## Task inputs:
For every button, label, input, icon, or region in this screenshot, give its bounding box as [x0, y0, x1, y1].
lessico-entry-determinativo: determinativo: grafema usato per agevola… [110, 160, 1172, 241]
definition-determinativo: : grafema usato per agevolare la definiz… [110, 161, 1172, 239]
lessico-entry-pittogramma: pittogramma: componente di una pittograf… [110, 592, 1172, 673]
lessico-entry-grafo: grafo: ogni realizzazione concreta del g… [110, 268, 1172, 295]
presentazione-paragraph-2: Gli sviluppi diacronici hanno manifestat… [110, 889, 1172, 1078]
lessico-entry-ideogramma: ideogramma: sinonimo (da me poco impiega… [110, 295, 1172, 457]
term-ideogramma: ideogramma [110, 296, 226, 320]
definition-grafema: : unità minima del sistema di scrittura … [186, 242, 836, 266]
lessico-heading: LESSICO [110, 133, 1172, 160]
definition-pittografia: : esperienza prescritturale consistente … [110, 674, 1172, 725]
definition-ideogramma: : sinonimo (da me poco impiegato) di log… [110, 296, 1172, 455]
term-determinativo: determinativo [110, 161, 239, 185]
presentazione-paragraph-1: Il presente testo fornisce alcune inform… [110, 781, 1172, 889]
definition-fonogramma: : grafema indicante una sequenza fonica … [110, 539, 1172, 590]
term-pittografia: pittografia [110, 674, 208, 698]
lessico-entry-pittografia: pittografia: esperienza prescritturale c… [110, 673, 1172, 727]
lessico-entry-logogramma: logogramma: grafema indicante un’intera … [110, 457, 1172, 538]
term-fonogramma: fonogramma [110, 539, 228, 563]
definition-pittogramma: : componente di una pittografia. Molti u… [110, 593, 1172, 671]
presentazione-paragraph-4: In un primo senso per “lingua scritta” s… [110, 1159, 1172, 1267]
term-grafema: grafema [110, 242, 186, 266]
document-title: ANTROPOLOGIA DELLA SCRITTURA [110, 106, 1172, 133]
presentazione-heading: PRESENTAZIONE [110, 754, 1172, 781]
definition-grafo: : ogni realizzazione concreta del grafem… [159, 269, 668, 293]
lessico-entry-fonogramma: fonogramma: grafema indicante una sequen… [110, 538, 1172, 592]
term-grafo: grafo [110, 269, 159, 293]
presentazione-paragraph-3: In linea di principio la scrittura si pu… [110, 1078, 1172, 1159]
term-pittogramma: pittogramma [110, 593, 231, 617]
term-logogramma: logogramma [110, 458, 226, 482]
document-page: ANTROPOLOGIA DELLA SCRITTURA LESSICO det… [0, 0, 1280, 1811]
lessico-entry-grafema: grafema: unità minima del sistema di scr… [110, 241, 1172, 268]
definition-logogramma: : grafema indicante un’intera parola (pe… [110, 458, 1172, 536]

## Given problem:
Recast every line of the entries above as a Markdown table with the columns Row and Entry, numbering the lines in order and leaving out any blank ones.

## Output of the task:
| Row | Entry |
|---|---|
| 1 | For every button, label, input, icon, or region in this screenshot, give its bounding box as [x0, y0, x1, y1]. |
| 2 | lessico-entry-determinativo: determinativo: grafema usato per agevola… [110, 160, 1172, 241] |
| 3 | definition-determinativo: : grafema usato per agevolare la definiz… [110, 161, 1172, 239] |
| 4 | lessico-entry-pittogramma: pittogramma: componente di una pittograf… [110, 592, 1172, 673] |
| 5 | lessico-entry-grafo: grafo: ogni realizzazione concreta del g… [110, 268, 1172, 295] |
| 6 | presentazione-paragraph-2: Gli sviluppi diacronici hanno manifestat… [110, 889, 1172, 1078] |
| 7 | lessico-entry-ideogramma: ideogramma: sinonimo (da me poco impiega… [110, 295, 1172, 457] |
| 8 | term-ideogramma: ideogramma [110, 296, 226, 320] |
| 9 | definition-grafema: : unità minima del sistema di scrittura … [186, 242, 836, 266] |
| 10 | lessico-heading: LESSICO [110, 133, 1172, 160] |
| 11 | definition-pittografia: : esperienza prescritturale consistente … [110, 674, 1172, 725] |
| 12 | definition-ideogramma: : sinonimo (da me poco impiegato) di log… [110, 296, 1172, 455] |
| 13 | term-determinativo: determinativo [110, 161, 239, 185] |
| 14 | presentazione-paragraph-1: Il presente testo fornisce alcune inform… [110, 781, 1172, 889] |
| 15 | definition-fonogramma: : grafema indicante una sequenza fonica … [110, 539, 1172, 590] |
| 16 | term-pittografia: pittografia [110, 674, 208, 698] |
| 17 | lessico-entry-pittografia: pittografia: esperienza prescritturale c… [110, 673, 1172, 727] |
| 18 | lessico-entry-logogramma: logogramma: grafema indicante un’intera … [110, 457, 1172, 538] |
| 19 | term-fonogramma: fonogramma [110, 539, 228, 563] |
| 20 | definition-pittogramma: : componente di una pittografia. Molti u… [110, 593, 1172, 671] |
| 21 | presentazione-paragraph-4: In un primo senso per “lingua scritta” s… [110, 1159, 1172, 1267] |
| 22 | term-grafema: grafema [110, 242, 186, 266] |
| 23 | document-title: ANTROPOLOGIA DELLA SCRITTURA [110, 106, 1172, 133] |
| 24 | presentazione-heading: PRESENTAZIONE [110, 754, 1172, 781] |
| 25 | definition-grafo: : ogni realizzazione concreta del grafem… [159, 269, 668, 293] |
| 26 | lessico-entry-fonogramma: fonogramma: grafema indicante una sequen… [110, 538, 1172, 592] |
| 27 | term-grafo: grafo [110, 269, 159, 293] |
| 28 | presentazione-paragraph-3: In linea di principio la scrittura si pu… [110, 1078, 1172, 1159] |
| 29 | term-pittogramma: pittogramma [110, 593, 231, 617] |
| 30 | term-logogramma: logogramma [110, 458, 226, 482] |
| 31 | document-page: ANTROPOLOGIA DELLA SCRITTURA LESSICO det… [0, 0, 1280, 1811] |
| 32 | lessico-entry-grafema: grafema: unità minima del sistema di scr… [110, 241, 1172, 268] |
| 33 | definition-logogramma: : grafema indicante un’intera parola (pe… [110, 458, 1172, 536] |